### YOUR TASK
Your task is to copy every line of this material exactly.

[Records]
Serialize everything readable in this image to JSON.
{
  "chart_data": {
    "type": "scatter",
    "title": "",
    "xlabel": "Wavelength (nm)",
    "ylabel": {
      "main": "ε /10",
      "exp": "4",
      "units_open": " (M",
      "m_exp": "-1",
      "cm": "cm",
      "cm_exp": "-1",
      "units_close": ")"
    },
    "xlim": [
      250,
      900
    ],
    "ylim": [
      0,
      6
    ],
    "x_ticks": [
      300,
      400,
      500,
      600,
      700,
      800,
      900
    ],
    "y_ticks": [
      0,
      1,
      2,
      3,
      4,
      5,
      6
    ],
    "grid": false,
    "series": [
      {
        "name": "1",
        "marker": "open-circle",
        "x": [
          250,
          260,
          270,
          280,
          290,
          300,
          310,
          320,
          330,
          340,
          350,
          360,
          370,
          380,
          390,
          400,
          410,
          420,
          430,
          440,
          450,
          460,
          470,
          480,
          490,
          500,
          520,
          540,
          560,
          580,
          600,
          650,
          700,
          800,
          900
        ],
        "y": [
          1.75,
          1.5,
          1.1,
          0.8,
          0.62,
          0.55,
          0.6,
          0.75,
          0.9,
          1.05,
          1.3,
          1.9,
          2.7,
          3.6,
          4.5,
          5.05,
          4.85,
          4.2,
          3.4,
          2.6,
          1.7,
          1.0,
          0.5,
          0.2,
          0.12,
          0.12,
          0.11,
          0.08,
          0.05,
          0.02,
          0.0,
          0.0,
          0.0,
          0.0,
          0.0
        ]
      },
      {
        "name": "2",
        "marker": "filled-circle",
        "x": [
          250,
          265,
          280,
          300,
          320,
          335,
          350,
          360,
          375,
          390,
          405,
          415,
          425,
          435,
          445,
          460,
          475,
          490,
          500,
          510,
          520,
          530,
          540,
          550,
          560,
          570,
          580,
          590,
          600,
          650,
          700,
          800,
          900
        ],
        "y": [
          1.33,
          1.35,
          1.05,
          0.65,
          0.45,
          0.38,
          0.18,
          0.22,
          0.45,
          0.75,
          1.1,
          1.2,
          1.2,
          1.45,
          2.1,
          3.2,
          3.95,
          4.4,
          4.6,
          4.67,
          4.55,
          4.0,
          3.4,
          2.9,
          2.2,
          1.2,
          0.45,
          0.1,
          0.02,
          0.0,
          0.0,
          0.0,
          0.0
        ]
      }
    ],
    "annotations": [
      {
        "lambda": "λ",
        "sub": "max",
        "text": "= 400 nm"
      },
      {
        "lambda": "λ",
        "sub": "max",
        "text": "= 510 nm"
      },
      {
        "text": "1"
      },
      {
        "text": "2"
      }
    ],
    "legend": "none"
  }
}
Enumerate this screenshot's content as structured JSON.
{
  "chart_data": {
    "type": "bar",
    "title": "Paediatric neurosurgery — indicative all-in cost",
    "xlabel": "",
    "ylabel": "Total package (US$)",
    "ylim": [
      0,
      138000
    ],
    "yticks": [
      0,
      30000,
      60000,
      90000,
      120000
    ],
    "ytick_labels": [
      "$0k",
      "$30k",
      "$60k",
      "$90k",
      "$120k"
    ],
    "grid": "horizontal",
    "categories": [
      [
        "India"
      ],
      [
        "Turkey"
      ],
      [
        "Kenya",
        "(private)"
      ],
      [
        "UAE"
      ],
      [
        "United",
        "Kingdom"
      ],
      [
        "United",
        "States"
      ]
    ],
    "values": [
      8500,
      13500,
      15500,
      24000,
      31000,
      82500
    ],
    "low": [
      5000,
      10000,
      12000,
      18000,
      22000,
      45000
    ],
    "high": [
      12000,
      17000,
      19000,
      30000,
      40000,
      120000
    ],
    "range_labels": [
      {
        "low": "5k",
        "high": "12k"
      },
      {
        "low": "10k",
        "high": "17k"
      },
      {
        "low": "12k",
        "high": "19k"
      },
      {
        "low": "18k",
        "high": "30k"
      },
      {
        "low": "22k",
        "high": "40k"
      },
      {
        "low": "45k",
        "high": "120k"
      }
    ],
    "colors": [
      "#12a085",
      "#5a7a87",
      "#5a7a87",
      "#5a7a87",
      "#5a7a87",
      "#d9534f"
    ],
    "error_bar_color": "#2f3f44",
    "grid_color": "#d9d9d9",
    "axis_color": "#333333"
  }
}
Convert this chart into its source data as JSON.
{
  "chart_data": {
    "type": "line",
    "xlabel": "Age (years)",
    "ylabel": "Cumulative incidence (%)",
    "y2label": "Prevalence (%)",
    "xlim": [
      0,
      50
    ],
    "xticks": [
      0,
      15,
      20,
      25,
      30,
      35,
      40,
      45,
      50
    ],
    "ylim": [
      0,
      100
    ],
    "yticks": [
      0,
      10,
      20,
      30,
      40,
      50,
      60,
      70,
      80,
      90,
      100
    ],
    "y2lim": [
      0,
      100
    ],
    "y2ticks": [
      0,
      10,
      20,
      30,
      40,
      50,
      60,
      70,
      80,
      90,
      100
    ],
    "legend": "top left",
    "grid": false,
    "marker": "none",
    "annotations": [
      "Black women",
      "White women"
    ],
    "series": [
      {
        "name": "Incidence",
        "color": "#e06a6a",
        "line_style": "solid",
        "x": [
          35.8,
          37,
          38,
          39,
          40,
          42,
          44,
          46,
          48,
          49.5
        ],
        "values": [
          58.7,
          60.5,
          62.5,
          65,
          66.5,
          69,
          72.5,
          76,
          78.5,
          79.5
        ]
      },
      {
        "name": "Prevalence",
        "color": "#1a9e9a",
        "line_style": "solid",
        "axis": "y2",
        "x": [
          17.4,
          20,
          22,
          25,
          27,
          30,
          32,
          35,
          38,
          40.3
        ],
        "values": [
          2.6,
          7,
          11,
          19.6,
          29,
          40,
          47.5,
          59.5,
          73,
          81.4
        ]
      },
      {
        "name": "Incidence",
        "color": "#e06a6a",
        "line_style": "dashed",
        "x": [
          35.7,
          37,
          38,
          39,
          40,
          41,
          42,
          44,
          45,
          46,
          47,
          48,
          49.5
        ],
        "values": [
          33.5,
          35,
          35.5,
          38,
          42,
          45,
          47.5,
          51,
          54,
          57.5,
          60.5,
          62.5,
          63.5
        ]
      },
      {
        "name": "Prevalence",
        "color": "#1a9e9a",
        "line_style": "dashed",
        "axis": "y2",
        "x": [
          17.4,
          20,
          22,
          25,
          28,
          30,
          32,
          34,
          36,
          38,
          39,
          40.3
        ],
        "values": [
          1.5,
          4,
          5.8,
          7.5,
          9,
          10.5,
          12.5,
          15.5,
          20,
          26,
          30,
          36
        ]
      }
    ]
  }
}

### SOLUTION FOR THIS TASK
Serialize everything readable in this image to JSON.
{
  "chart_data": {
    "type": "scatter",
    "title": "",
    "xlabel": "Wavelength (nm)",
    "ylabel": {
      "main": "ε /10",
      "exp": "4",
      "units_open": " (M",
      "m_exp": "-1",
      "cm": "cm",
      "cm_exp": "-1",
      "units_close": ")"
    },
    "xlim": [
      250,
      900
    ],
    "ylim": [
      0,
      6
    ],
    "x_ticks": [
      300,
      400,
      500,
      600,
      700,
      800,
      900
    ],
    "y_ticks": [
      0,
      1,
      2,
      3,
      4,
      5,
      6
    ],
    "grid": false,
    "series": [
      {
        "name": "1",
        "marker": "open-circle",
        "x": [
          250,
          260,
          270,
          280,
          290,
          300,
          310,
          320,
          330,
          340,
          350,
          360,
          370,
          380,
          390,
          400,
          410,
          420,
          430,
          440,
          450,
          460,
          470,
          480,
          490,
          500,
          520,
          540,
          560,
          580,
          600,
          650,
          700,
          800,
          900
        ],
        "y": [
          1.75,
          1.5,
          1.1,
          0.8,
          0.62,
          0.55,
          0.6,
          0.75,
          0.9,
          1.05,
          1.3,
          1.9,
          2.7,
          3.6,
          4.5,
          5.05,
          4.85,
          4.2,
          3.4,
          2.6,
          1.7,
          1.0,
          0.5,
          0.2,
          0.12,
          0.12,
          0.11,
          0.08,
          0.05,
          0.02,
          0.0,
          0.0,
          0.0,
          0.0,
          0.0
        ]
      },
      {
        "name": "2",
        "marker": "filled-circle",
        "x": [
          250,
          265,
          280,
          300,
          320,
          335,
          350,
          360,
          375,
          390,
          405,
          415,
          425,
          435,
          445,
          460,
          475,
          490,
          500,
          510,
          520,
          530,
          540,
          550,
          560,
          570,
          580,
          590,
          600,
          650,
          700,
          800,
          900
        ],
        "y": [
          1.33,
          1.35,
          1.05,
          0.65,
          0.45,
          0.38,
          0.18,
          0.22,
          0.45,
          0.75,
          1.1,
          1.2,
          1.2,
          1.45,
          2.1,
          3.2,
          3.95,
          4.4,
          4.6,
          4.67,
          4.55,
          4.0,
          3.4,
          2.9,
          2.2,
          1.2,
          0.45,
          0.1,
          0.02,
          0.0,
          0.0,
          0.0,
          0.0
        ]
      }
    ],
    "annotations": [
      {
        "lambda": "λ",
        "sub": "max",
        "text": "= 400 nm"
      },
      {
        "lambda": "λ",
        "sub": "max",
        "text": "= 510 nm"
      },
      {
        "text": "1"
      },
      {
        "text": "2"
      }
    ],
    "legend": "none"
  }
}
Enumerate this screenshot's content as structured JSON.
{
  "chart_data": {
    "type": "bar",
    "title": "Paediatric neurosurgery — indicative all-in cost",
    "xlabel": "",
    "ylabel": "Total package (US$)",
    "ylim": [
      0,
      138000
    ],
    "yticks": [
      0,
      30000,
      60000,
      90000,
      120000
    ],
    "ytick_labels": [
      "$0k",
      "$30k",
      "$60k",
      "$90k",
      "$120k"
    ],
    "grid": "horizontal",
    "categories": [
      [
        "India"
      ],
      [
        "Turkey"
      ],
      [
        "Kenya",
        "(private)"
      ],
      [
        "UAE"
      ],
      [
        "United",
        "Kingdom"
      ],
      [
        "United",
        "States"
      ]
    ],
    "values": [
      8500,
      13500,
      15500,
      24000,
      31000,
      82500
    ],
    "low": [
      5000,
      10000,
      12000,
      18000,
      22000,
      45000
    ],
    "high": [
      12000,
      17000,
      19000,
      30000,
      40000,
      120000
    ],
    "range_labels": [
      {
        "low": "5k",
        "high": "12k"
      },
      {
        "low": "10k",
        "high": "17k"
      },
      {
        "low": "12k",
        "high": "19k"
      },
      {
        "low": "18k",
        "high": "30k"
      },
      {
        "low": "22k",
        "high": "40k"
      },
      {
        "low": "45k",
        "high": "120k"
      }
    ],
    "colors": [
      "#12a085",
      "#5a7a87",
      "#5a7a87",
      "#5a7a87",
      "#5a7a87",
      "#d9534f"
    ],
    "error_bar_color": "#2f3f44",
    "grid_color": "#d9d9d9",
    "axis_color": "#333333"
  }
}
Convert this chart into its source data as JSON.
{
  "chart_data": {
    "type": "line",
    "xlabel": "Age (years)",
    "ylabel": "Cumulative incidence (%)",
    "y2label": "Prevalence (%)",
    "xlim": [
      0,
      50
    ],
    "xticks": [
      0,
      15,
      20,
      25,
      30,
      35,
      40,
      45,
      50
    ],
    "ylim": [
      0,
      100
    ],
    "yticks": [
      0,
      10,
      20,
      30,
      40,
      50,
      60,
      70,
      80,
      90,
      100
    ],
    "y2lim": [
      0,
      100
    ],
    "y2ticks": [
      0,
      10,
      20,
      30,
      40,
      50,
      60,
      70,
      80,
      90,
      100
    ],
    "legend": "top left",
    "grid": false,
    "marker": "none",
    "annotations": [
      "Black women",
      "White women"
    ],
    "series": [
      {
        "name": "Incidence",
        "color": "#e06a6a",
        "line_style": "solid",
        "x": [
          35.8,
          37,
          38,
          39,
          40,
          42,
          44,
          46,
          48,
          49.5
        ],
        "values": [
          58.7,
          60.5,
          62.5,
          65,
          66.5,
          69,
          72.5,
          76,
          78.5,
          79.5
        ]
      },
      {
        "name": "Prevalence",
        "color": "#1a9e9a",
        "line_style": "solid",
        "axis": "y2",
        "x": [
          17.4,
          20,
          22,
          25,
          27,
          30,
          32,
          35,
          38,
          40.3
        ],
        "values": [
          2.6,
          7,
          11,
          19.6,
          29,
          40,
          47.5,
          59.5,
          73,
          81.4
        ]
      },
      {
        "name": "Incidence",
        "color": "#e06a6a",
        "line_style": "dashed",
        "x": [
          35.7,
          37,
          38,
          39,
          40,
          41,
          42,
          44,
          45,
          46,
          47,
          48,
          49.5
        ],
        "values": [
          33.5,
          35,
          35.5,
          38,
          42,
          45,
          47.5,
          51,
          54,
          57.5,
          60.5,
          62.5,
          63.5
        ]
      },
      {
        "name": "Prevalence",
        "color": "#1a9e9a",
        "line_style": "dashed",
        "axis": "y2",
        "x": [
          17.4,
          20,
          22,
          25,
          28,
          30,
          32,
          34,
          36,
          38,
          39,
          40.3
        ],
        "values": [
          1.5,
          4,
          5.8,
          7.5,
          9,
          10.5,
          12.5,
          15.5,
          20,
          26,
          30,
          36
        ]
      }
    ]
  }
}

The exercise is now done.